Provided data:

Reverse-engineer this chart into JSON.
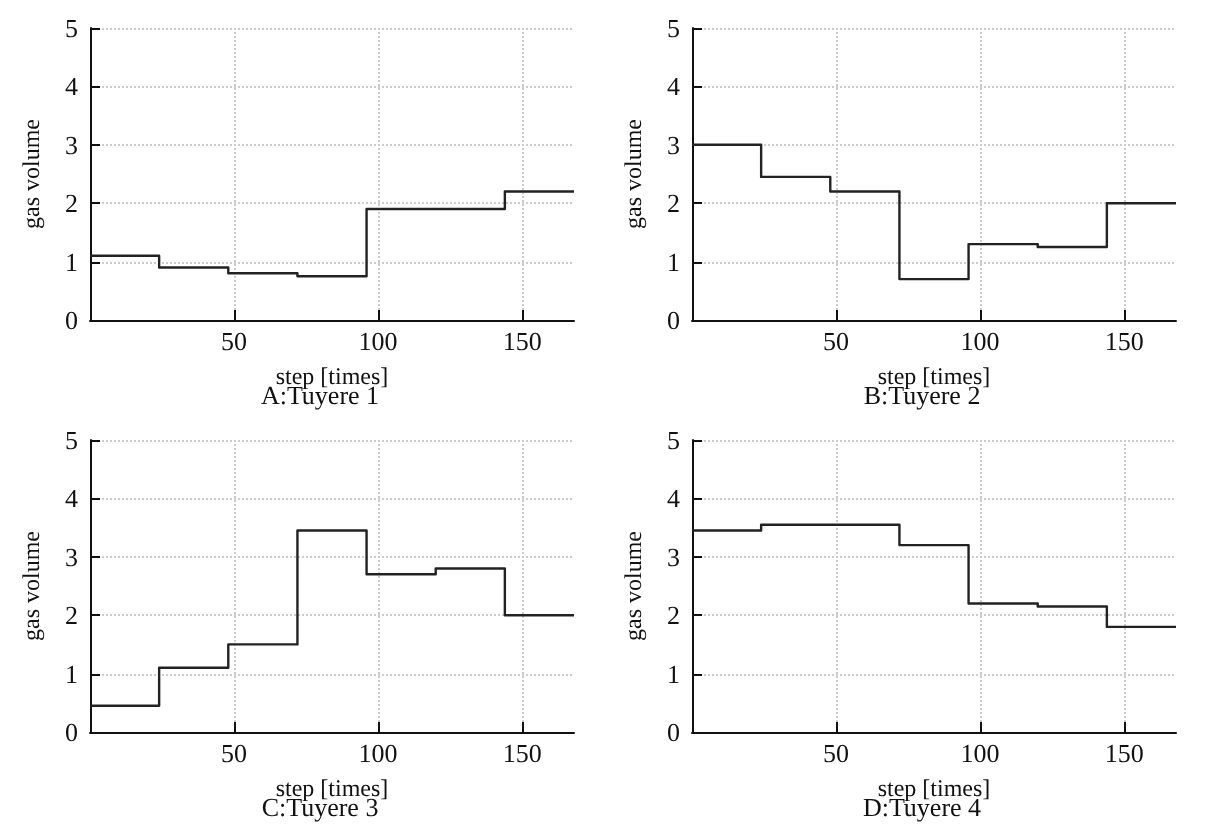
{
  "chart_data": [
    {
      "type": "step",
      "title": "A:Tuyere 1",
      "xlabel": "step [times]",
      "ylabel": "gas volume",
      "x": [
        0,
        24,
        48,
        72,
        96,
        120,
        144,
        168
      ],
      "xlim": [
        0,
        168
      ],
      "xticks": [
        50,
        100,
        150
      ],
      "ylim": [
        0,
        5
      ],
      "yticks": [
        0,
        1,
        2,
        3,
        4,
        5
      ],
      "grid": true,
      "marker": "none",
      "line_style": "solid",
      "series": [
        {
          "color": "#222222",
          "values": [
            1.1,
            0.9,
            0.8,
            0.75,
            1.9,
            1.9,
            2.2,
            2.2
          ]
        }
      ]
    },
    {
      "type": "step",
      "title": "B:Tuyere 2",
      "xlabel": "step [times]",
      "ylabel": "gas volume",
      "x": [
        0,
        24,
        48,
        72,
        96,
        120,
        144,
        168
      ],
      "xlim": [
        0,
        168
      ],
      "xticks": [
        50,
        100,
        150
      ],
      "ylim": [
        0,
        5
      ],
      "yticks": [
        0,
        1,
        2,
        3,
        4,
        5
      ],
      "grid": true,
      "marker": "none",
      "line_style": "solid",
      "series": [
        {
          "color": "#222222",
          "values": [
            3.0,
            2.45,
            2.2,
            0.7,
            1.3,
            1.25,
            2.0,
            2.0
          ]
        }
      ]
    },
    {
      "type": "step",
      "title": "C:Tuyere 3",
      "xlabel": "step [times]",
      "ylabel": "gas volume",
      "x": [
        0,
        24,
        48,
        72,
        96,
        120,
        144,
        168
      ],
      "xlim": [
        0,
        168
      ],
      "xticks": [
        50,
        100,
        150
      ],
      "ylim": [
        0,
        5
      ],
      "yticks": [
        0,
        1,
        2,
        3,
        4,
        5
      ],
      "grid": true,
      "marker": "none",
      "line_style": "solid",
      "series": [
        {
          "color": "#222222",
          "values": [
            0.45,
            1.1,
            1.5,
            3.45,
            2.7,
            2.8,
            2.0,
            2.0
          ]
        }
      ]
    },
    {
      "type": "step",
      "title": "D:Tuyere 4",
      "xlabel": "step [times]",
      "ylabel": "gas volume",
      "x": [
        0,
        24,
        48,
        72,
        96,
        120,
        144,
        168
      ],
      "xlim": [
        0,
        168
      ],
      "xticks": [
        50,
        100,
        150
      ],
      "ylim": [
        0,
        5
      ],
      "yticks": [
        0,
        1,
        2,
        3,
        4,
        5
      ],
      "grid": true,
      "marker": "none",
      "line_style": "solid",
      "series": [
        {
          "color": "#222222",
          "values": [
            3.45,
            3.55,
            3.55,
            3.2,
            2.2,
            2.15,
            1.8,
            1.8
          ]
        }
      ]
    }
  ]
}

Problem description: All of the records above must be copied exactly, except for the pictures.

Task response:
Reverse-engineer this chart into JSON.
{
  "chart_data": [
    {
      "type": "step",
      "title": "A:Tuyere 1",
      "xlabel": "step [times]",
      "ylabel": "gas volume",
      "x": [
        0,
        24,
        48,
        72,
        96,
        120,
        144,
        168
      ],
      "xlim": [
        0,
        168
      ],
      "xticks": [
        50,
        100,
        150
      ],
      "ylim": [
        0,
        5
      ],
      "yticks": [
        0,
        1,
        2,
        3,
        4,
        5
      ],
      "grid": true,
      "marker": "none",
      "line_style": "solid",
      "series": [
        {
          "color": "#222222",
          "values": [
            1.1,
            0.9,
            0.8,
            0.75,
            1.9,
            1.9,
            2.2,
            2.2
          ]
        }
      ]
    },
    {
      "type": "step",
      "title": "B:Tuyere 2",
      "xlabel": "step [times]",
      "ylabel": "gas volume",
      "x": [
        0,
        24,
        48,
        72,
        96,
        120,
        144,
        168
      ],
      "xlim": [
        0,
        168
      ],
      "xticks": [
        50,
        100,
        150
      ],
      "ylim": [
        0,
        5
      ],
      "yticks": [
        0,
        1,
        2,
        3,
        4,
        5
      ],
      "grid": true,
      "marker": "none",
      "line_style": "solid",
      "series": [
        {
          "color": "#222222",
          "values": [
            3.0,
            2.45,
            2.2,
            0.7,
            1.3,
            1.25,
            2.0,
            2.0
          ]
        }
      ]
    },
    {
      "type": "step",
      "title": "C:Tuyere 3",
      "xlabel": "step [times]",
      "ylabel": "gas volume",
      "x": [
        0,
        24,
        48,
        72,
        96,
        120,
        144,
        168
      ],
      "xlim": [
        0,
        168
      ],
      "xticks": [
        50,
        100,
        150
      ],
      "ylim": [
        0,
        5
      ],
      "yticks": [
        0,
        1,
        2,
        3,
        4,
        5
      ],
      "grid": true,
      "marker": "none",
      "line_style": "solid",
      "series": [
        {
          "color": "#222222",
          "values": [
            0.45,
            1.1,
            1.5,
            3.45,
            2.7,
            2.8,
            2.0,
            2.0
          ]
        }
      ]
    },
    {
      "type": "step",
      "title": "D:Tuyere 4",
      "xlabel": "step [times]",
      "ylabel": "gas volume",
      "x": [
        0,
        24,
        48,
        72,
        96,
        120,
        144,
        168
      ],
      "xlim": [
        0,
        168
      ],
      "xticks": [
        50,
        100,
        150
      ],
      "ylim": [
        0,
        5
      ],
      "yticks": [
        0,
        1,
        2,
        3,
        4,
        5
      ],
      "grid": true,
      "marker": "none",
      "line_style": "solid",
      "series": [
        {
          "color": "#222222",
          "values": [
            3.45,
            3.55,
            3.55,
            3.2,
            2.2,
            2.15,
            1.8,
            1.8
          ]
        }
      ]
    }
  ]
}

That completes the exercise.